Set task: Examine the records and identify each line that includes the string "text". Copy those lines.

[Data records]
- - -

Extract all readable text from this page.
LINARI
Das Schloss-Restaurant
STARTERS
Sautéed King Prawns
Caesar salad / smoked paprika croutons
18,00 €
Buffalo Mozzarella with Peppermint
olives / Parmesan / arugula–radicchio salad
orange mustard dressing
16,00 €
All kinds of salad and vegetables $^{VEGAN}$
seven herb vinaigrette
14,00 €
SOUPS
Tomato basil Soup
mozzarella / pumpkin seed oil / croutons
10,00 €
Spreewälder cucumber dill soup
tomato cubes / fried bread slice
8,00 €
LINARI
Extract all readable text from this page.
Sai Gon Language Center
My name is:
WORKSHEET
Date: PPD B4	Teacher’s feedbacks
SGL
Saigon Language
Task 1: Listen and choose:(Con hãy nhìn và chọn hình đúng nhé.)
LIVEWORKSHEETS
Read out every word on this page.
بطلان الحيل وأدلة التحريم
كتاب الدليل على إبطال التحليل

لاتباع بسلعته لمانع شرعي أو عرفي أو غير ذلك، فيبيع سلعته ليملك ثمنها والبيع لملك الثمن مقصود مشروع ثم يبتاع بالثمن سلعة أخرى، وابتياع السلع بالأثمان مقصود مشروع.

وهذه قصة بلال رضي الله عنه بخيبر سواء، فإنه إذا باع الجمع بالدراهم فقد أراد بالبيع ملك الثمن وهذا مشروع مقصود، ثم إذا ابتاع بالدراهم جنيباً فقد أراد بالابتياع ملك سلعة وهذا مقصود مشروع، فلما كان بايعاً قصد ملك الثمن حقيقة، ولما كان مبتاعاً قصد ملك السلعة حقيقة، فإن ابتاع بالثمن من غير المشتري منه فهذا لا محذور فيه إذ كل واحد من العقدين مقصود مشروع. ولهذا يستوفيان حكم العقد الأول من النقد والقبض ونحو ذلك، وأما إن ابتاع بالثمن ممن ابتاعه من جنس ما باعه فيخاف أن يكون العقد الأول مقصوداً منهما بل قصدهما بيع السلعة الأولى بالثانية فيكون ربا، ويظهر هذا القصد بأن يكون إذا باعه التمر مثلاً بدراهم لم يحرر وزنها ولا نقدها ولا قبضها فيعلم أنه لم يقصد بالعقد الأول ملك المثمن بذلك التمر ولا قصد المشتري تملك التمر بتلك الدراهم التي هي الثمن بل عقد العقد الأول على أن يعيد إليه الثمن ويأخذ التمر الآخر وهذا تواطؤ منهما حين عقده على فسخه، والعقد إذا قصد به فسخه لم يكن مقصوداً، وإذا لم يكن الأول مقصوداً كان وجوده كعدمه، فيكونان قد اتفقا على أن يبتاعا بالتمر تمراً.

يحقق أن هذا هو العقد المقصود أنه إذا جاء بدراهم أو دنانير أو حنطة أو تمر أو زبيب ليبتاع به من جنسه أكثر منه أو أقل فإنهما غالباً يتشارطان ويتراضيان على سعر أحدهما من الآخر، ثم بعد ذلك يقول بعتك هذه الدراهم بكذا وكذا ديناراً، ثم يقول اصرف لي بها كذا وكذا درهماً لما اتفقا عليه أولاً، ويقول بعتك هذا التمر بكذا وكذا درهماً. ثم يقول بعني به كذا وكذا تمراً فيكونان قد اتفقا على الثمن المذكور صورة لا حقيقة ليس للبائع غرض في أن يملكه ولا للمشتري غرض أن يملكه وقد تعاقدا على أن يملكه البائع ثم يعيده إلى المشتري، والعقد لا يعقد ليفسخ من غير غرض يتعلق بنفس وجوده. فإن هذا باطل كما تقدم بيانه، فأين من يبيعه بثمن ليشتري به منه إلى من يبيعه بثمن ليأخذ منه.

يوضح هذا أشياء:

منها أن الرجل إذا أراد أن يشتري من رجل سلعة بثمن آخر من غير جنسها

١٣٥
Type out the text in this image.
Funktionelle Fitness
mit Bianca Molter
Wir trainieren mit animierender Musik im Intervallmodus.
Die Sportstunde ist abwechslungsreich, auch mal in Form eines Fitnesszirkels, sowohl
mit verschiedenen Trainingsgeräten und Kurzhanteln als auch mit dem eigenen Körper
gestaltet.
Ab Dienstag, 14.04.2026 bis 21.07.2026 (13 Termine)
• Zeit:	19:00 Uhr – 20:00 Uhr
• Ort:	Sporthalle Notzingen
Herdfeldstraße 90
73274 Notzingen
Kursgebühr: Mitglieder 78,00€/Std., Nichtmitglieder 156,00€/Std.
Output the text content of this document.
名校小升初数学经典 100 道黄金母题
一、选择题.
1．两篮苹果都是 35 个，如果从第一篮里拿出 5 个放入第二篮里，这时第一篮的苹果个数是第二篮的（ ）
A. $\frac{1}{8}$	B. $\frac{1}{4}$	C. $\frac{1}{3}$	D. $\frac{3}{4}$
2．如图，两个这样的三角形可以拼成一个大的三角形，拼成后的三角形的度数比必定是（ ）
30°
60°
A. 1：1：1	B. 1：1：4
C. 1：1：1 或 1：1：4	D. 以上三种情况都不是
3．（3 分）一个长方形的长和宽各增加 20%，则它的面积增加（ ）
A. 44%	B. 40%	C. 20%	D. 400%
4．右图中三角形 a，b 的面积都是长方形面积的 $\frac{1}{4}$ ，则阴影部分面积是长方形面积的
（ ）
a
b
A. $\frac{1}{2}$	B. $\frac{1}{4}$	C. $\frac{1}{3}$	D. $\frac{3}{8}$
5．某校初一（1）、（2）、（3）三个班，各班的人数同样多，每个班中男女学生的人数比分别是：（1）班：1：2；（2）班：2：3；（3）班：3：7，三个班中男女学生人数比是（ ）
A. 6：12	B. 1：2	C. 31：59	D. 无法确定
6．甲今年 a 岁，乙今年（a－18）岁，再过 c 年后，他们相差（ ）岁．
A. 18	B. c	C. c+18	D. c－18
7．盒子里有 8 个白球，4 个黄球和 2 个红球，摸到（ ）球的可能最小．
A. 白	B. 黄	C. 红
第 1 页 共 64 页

- - -

Finished answer:
Extract all readable text from this page.
Extract all readable text from this page.
Type out the text in this image.
Output the text content of this document.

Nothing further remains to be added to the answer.